» The request: Filter out everything except lines holding "Ernest".

» The input:
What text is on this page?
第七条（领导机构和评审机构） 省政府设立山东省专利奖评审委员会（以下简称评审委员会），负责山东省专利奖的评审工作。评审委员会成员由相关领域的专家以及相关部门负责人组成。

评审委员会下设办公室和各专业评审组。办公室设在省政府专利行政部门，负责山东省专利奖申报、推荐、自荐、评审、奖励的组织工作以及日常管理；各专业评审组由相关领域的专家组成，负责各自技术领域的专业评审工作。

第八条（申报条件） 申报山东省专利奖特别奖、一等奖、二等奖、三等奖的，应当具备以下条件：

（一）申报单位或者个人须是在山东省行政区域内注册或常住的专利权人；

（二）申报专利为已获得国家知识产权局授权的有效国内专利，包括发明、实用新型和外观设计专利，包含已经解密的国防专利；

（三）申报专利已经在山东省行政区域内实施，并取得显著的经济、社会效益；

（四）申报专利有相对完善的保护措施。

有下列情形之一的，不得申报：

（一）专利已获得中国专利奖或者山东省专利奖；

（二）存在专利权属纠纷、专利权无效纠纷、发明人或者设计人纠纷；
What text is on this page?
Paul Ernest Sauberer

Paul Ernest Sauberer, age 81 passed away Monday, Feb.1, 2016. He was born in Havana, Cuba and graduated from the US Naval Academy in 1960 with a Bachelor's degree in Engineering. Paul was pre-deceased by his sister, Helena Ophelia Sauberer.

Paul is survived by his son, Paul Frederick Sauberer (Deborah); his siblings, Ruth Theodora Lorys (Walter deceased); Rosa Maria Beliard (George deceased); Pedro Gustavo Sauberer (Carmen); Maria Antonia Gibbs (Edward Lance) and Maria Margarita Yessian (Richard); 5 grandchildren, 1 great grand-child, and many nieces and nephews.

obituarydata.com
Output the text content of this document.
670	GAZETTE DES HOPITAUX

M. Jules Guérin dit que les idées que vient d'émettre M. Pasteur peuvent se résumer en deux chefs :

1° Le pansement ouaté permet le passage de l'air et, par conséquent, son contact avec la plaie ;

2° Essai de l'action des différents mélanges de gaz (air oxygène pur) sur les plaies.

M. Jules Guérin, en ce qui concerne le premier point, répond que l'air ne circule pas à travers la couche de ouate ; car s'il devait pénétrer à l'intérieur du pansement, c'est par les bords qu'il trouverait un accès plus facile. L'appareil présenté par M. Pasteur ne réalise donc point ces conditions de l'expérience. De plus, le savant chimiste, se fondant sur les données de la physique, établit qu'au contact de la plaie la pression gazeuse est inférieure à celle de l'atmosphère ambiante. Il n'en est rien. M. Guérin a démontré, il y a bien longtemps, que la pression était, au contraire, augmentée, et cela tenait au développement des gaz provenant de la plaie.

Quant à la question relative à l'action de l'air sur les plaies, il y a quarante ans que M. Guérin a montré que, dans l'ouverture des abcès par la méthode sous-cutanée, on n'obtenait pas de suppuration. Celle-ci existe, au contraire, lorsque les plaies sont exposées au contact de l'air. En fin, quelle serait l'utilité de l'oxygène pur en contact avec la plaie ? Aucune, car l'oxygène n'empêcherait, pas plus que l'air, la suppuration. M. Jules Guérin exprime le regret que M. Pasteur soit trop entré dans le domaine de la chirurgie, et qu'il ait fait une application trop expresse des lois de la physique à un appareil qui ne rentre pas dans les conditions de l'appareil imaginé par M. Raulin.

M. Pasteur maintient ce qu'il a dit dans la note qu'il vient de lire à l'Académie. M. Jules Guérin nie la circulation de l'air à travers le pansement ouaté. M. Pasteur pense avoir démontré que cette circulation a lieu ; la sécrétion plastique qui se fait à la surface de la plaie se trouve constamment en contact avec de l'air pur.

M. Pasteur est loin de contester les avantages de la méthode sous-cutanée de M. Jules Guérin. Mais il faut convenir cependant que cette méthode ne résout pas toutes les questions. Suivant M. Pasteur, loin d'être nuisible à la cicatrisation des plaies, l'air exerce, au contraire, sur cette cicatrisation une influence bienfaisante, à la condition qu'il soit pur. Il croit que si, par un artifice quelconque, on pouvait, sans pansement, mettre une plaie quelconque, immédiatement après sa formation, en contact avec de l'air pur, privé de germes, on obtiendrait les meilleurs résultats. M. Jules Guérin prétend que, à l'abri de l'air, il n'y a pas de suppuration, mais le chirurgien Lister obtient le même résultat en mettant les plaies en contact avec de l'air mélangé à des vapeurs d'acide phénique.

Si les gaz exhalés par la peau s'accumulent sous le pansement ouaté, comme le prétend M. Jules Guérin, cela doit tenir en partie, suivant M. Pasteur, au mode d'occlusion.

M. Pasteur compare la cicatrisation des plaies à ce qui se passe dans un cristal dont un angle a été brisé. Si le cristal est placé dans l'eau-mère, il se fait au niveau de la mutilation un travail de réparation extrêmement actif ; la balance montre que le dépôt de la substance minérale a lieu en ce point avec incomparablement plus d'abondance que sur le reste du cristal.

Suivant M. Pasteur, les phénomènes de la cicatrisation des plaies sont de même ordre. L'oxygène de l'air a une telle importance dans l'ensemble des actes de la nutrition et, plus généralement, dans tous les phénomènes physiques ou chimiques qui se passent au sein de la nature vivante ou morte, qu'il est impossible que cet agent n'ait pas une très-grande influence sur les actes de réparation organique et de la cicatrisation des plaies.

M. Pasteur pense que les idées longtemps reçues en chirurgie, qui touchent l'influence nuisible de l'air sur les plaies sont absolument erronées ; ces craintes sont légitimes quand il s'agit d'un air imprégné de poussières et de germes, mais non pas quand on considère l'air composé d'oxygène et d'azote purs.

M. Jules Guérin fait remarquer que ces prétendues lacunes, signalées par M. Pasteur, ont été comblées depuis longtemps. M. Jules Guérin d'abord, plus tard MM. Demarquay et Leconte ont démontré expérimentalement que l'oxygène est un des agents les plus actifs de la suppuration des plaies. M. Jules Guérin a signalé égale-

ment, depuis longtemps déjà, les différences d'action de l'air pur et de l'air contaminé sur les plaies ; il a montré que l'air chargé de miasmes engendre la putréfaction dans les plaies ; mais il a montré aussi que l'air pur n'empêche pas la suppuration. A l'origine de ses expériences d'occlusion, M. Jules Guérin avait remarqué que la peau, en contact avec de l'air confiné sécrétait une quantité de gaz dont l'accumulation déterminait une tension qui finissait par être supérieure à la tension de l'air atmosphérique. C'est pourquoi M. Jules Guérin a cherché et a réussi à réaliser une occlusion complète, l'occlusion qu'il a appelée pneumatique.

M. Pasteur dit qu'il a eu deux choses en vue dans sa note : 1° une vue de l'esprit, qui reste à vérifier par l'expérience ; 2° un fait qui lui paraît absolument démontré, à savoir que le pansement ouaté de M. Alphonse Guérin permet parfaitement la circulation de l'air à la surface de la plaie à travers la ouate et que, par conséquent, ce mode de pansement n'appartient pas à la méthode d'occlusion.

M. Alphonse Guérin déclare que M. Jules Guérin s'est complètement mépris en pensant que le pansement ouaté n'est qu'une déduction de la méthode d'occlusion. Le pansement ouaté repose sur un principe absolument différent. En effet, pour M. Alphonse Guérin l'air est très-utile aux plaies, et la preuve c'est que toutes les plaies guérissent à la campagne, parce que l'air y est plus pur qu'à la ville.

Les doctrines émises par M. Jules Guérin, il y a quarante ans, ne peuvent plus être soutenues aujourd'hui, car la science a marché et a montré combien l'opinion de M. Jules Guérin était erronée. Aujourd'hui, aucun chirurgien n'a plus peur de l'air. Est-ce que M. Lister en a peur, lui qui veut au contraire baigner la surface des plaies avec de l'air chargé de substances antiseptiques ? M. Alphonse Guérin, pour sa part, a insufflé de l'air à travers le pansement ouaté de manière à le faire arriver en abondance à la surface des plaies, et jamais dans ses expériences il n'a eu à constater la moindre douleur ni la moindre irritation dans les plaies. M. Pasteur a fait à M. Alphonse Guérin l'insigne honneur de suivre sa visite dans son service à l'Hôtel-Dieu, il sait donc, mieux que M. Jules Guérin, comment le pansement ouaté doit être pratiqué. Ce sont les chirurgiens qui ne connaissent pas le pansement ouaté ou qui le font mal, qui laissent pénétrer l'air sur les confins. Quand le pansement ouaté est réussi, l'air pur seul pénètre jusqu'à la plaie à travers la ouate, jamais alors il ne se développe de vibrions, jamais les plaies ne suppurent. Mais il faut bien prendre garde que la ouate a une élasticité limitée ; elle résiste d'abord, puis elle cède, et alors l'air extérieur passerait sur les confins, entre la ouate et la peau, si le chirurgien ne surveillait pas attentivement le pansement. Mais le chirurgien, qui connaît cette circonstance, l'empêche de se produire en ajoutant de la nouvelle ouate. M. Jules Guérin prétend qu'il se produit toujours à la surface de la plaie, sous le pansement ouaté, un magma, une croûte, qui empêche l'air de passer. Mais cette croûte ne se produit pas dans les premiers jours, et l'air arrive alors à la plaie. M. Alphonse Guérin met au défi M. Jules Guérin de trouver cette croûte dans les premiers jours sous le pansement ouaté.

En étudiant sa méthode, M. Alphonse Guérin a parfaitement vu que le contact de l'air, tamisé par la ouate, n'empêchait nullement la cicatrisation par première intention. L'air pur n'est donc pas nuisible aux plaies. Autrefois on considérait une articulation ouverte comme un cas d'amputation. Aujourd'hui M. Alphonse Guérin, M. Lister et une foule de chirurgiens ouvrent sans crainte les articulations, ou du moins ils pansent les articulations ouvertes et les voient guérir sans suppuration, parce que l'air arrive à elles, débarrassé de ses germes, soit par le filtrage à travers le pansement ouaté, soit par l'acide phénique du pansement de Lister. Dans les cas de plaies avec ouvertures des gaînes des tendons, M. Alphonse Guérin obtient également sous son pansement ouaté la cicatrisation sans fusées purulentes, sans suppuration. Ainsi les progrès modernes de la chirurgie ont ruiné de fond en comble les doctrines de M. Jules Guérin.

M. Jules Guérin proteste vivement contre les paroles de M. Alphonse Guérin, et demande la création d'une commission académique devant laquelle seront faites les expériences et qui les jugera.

» Answer to the problem:
Paul Ernest Sauberer
Paul Ernest Sauberer, age 81 passed away Monday, Feb.1, 2016. He was born in Havana, Cuba and graduated from the US Naval Academy in 1960 with a Bachelor's degree in Engineering. Paul was pre-deceased by his sister, Helena Ophelia Sauberer.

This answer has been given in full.